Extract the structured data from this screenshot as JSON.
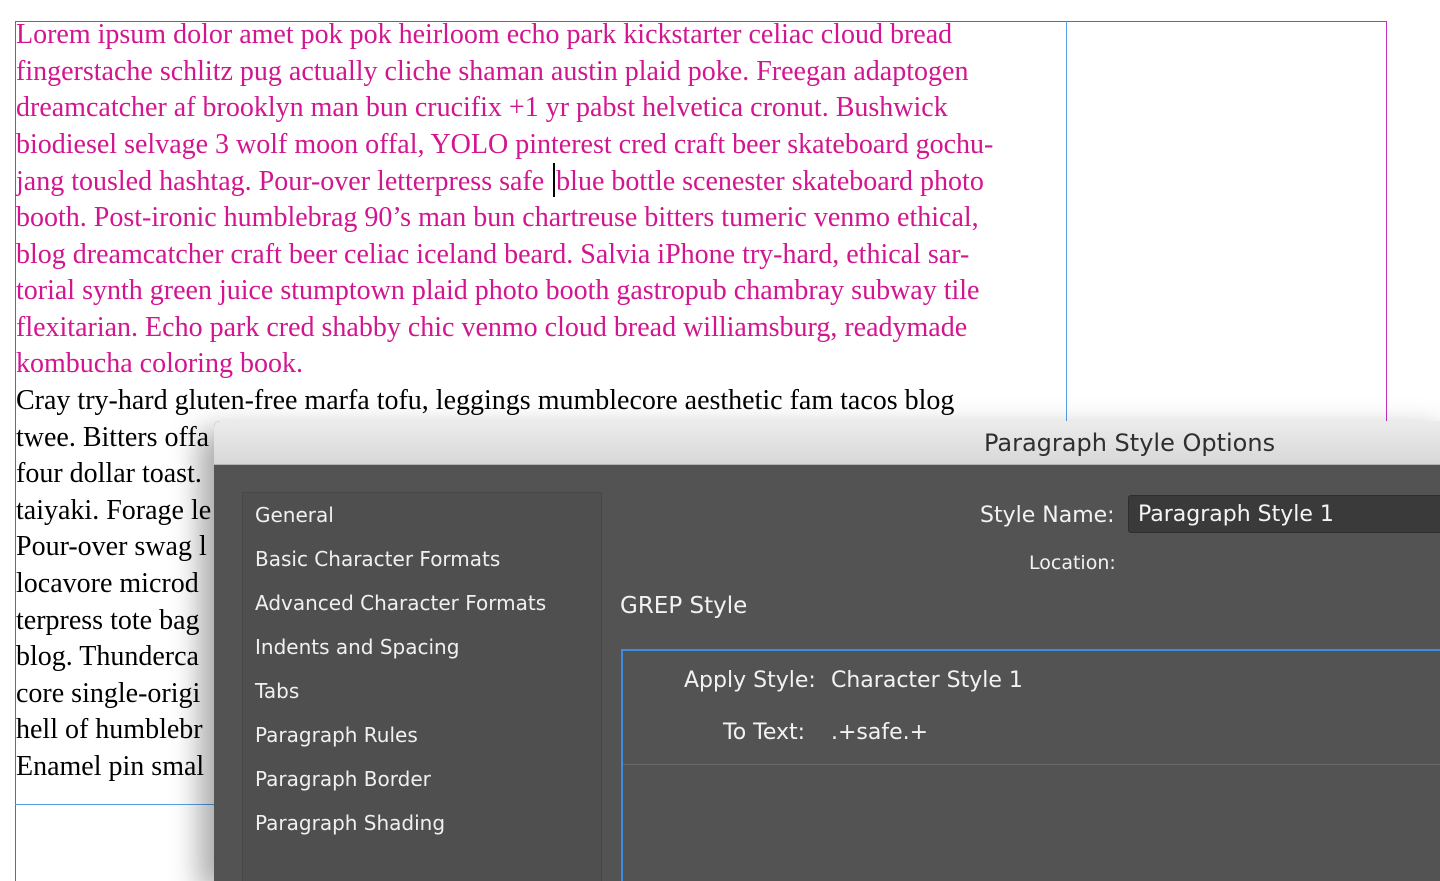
{
  "document": {
    "pink_lines": [
      "Lorem ipsum dolor amet pok pok heirloom echo park kickstarter celiac cloud bread",
      "fingerstache schlitz pug actually cliche shaman austin plaid poke. Freegan adaptogen",
      "dreamcatcher af brooklyn man bun crucifix +1 yr pabst helvetica cronut. Bushwick",
      "biodiesel selvage 3 wolf moon offal, YOLO pinterest cred craft beer skateboard gochu-",
      "jang tousled hashtag. Pour-over letterpress safe ",
      "blue bottle scenester skateboard photo",
      "booth. Post-ironic humblebrag 90’s man bun chartreuse bitters tumeric venmo ethical,",
      "blog dreamcatcher craft beer celiac iceland beard. Salvia iPhone try-hard, ethical sar-",
      "torial synth green juice stumptown plaid photo booth gastropub chambray subway tile",
      "flexitarian. Echo park cred shabby chic venmo cloud bread williamsburg, readymade",
      "kombucha coloring book."
    ],
    "black_lines": [
      "Cray try-hard gluten-free marfa tofu, leggings mumblecore aesthetic fam tacos blog",
      "twee. Bitters offa",
      "four dollar toast.",
      "taiyaki. Forage le",
      "Pour-over swag l",
      "locavore microd",
      "terpress tote bag",
      "blog. Thunderca",
      "core single-origi",
      "hell of humblebr",
      "Enamel pin smal"
    ]
  },
  "dialog": {
    "title": "Paragraph Style Options",
    "sidebar_items": [
      "General",
      "Basic Character Formats",
      "Advanced Character Formats",
      "Indents and Spacing",
      "Tabs",
      "Paragraph Rules",
      "Paragraph Border",
      "Paragraph Shading"
    ],
    "style_name_label": "Style Name:",
    "style_name_value": "Paragraph Style 1",
    "location_label": "Location:",
    "section_title": "GREP Style",
    "grep_rule": {
      "apply_style_label": "Apply Style:",
      "apply_style_value": "Character Style 1",
      "to_text_label": "To Text:",
      "to_text_value": ".+safe.+"
    }
  },
  "colors": {
    "pink_text": "#d1168f",
    "frame_magenta": "#c72fc2",
    "frame_blue": "#5aa0e6",
    "dialog_bg": "#535353",
    "grep_border": "#3f8de0"
  }
}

_YOUR TASK_.
Reproduce all entries without any change, and omit the pictures.

_RESPONSE TO THE TASK_.
Extract the structured data from this screenshot as JSON.
{
  "document": {
    "pink_lines": [
      "Lorem ipsum dolor amet pok pok heirloom echo park kickstarter celiac cloud bread",
      "fingerstache schlitz pug actually cliche shaman austin plaid poke. Freegan adaptogen",
      "dreamcatcher af brooklyn man bun crucifix +1 yr pabst helvetica cronut. Bushwick",
      "biodiesel selvage 3 wolf moon offal, YOLO pinterest cred craft beer skateboard gochu-",
      "jang tousled hashtag. Pour-over letterpress safe ",
      "blue bottle scenester skateboard photo",
      "booth. Post-ironic humblebrag 90’s man bun chartreuse bitters tumeric venmo ethical,",
      "blog dreamcatcher craft beer celiac iceland beard. Salvia iPhone try-hard, ethical sar-",
      "torial synth green juice stumptown plaid photo booth gastropub chambray subway tile",
      "flexitarian. Echo park cred shabby chic venmo cloud bread williamsburg, readymade",
      "kombucha coloring book."
    ],
    "black_lines": [
      "Cray try-hard gluten-free marfa tofu, leggings mumblecore aesthetic fam tacos blog",
      "twee. Bitters offa",
      "four dollar toast.",
      "taiyaki. Forage le",
      "Pour-over swag l",
      "locavore microd",
      "terpress tote bag",
      "blog. Thunderca",
      "core single-origi",
      "hell of humblebr",
      "Enamel pin smal"
    ]
  },
  "dialog": {
    "title": "Paragraph Style Options",
    "sidebar_items": [
      "General",
      "Basic Character Formats",
      "Advanced Character Formats",
      "Indents and Spacing",
      "Tabs",
      "Paragraph Rules",
      "Paragraph Border",
      "Paragraph Shading"
    ],
    "style_name_label": "Style Name:",
    "style_name_value": "Paragraph Style 1",
    "location_label": "Location:",
    "section_title": "GREP Style",
    "grep_rule": {
      "apply_style_label": "Apply Style:",
      "apply_style_value": "Character Style 1",
      "to_text_label": "To Text:",
      "to_text_value": ".+safe.+"
    }
  },
  "colors": {
    "pink_text": "#d1168f",
    "frame_magenta": "#c72fc2",
    "frame_blue": "#5aa0e6",
    "dialog_bg": "#535353",
    "grep_border": "#3f8de0"
  }
}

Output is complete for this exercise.